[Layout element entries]
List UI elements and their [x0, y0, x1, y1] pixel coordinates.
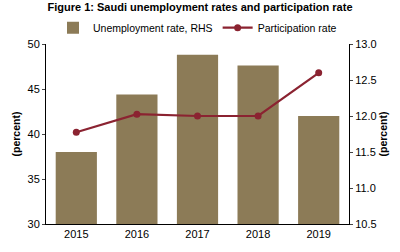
- svg-text:11.5: 11.5: [355, 146, 376, 158]
- svg-text:2018: 2018: [246, 228, 270, 240]
- svg-text:50: 50: [28, 38, 40, 50]
- svg-text:(percent): (percent): [10, 112, 22, 157]
- svg-text:2016: 2016: [125, 228, 149, 240]
- svg-text:11.0: 11.0: [355, 182, 376, 194]
- svg-text:35: 35: [28, 173, 40, 185]
- svg-text:10.5: 10.5: [355, 218, 376, 230]
- svg-text:2019: 2019: [306, 228, 330, 240]
- svg-text:2015: 2015: [64, 228, 88, 240]
- svg-text:45: 45: [28, 83, 40, 95]
- svg-text:40: 40: [28, 128, 40, 140]
- svg-text:2017: 2017: [185, 228, 209, 240]
- svg-text:(percent): (percent): [377, 112, 389, 157]
- svg-text:13.0: 13.0: [355, 38, 376, 50]
- svg-text:Figure 1: Saudi unemployment r: Figure 1: Saudi unemployment rates and p…: [48, 1, 353, 13]
- svg-text:12.5: 12.5: [355, 74, 376, 86]
- svg-text:30: 30: [28, 218, 40, 230]
- svg-text:Unemployment rate, RHS: Unemployment rate, RHS: [93, 22, 213, 34]
- svg-text:Participation rate: Participation rate: [258, 22, 337, 34]
- svg-text:12.0: 12.0: [355, 110, 376, 122]
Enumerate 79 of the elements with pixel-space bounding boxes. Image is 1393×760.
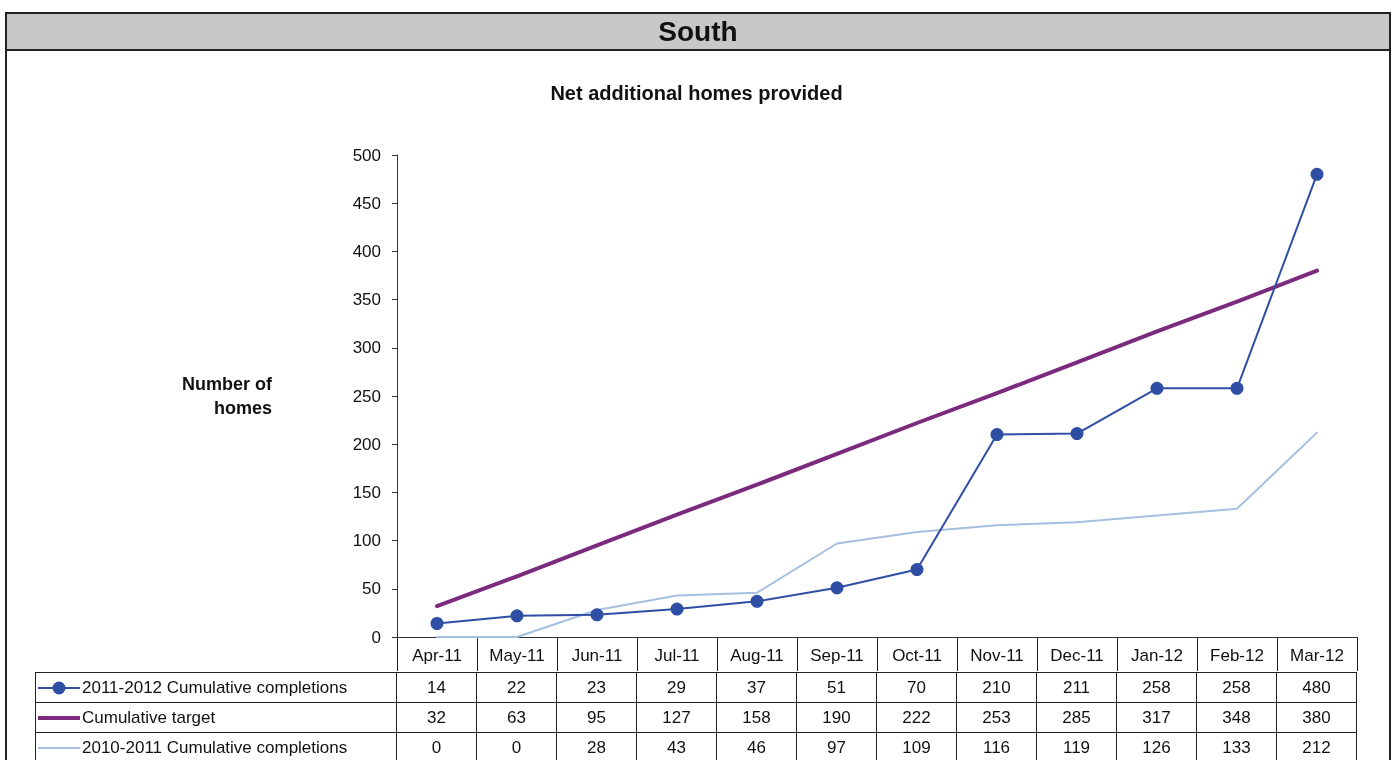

### Directions
Retype the data from the line with "- svg-text:11.5: 11.5: [355, 146, 376, 158]" up to and including the line with "- svg-text:2017: 2017: [185, 228, 209, 240]", matching each line character for character.

### Task result
- svg-text:11.5: 11.5: [355, 146, 376, 158]
- svg-text:2018: 2018: [246, 228, 270, 240]
- svg-text:50: 50: [28, 38, 40, 50]
- svg-text:(percent): (percent): [10, 112, 22, 157]
- svg-text:2016: 2016: [125, 228, 149, 240]
- svg-text:11.0: 11.0: [355, 182, 376, 194]
- svg-text:35: 35: [28, 173, 40, 185]
- svg-text:10.5: 10.5: [355, 218, 376, 230]
- svg-text:2019: 2019: [306, 228, 330, 240]
- svg-text:2015: 2015: [64, 228, 88, 240]
- svg-text:45: 45: [28, 83, 40, 95]
- svg-text:40: 40: [28, 128, 40, 140]
- svg-text:2017: 2017: [185, 228, 209, 240]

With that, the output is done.